* Begin Dataset excerpts *

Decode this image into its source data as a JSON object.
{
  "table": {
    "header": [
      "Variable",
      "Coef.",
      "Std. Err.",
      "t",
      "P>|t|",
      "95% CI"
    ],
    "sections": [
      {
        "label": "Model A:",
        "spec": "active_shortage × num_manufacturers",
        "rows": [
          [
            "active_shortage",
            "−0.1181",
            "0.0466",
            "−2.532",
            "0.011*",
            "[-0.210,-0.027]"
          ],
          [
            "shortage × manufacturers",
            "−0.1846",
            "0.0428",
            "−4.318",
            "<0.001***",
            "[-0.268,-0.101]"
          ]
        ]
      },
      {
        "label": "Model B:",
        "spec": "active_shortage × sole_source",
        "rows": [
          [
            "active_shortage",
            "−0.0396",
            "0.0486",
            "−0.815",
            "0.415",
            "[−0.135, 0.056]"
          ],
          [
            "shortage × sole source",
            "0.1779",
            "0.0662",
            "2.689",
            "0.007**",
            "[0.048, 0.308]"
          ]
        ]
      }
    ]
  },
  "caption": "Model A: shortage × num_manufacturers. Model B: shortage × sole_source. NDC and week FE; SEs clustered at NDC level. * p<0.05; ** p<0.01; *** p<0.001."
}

* End Dataset excerpts *

Short task: Check each line of the data above for the string "spec" and report only how many lines have it.

Result: 2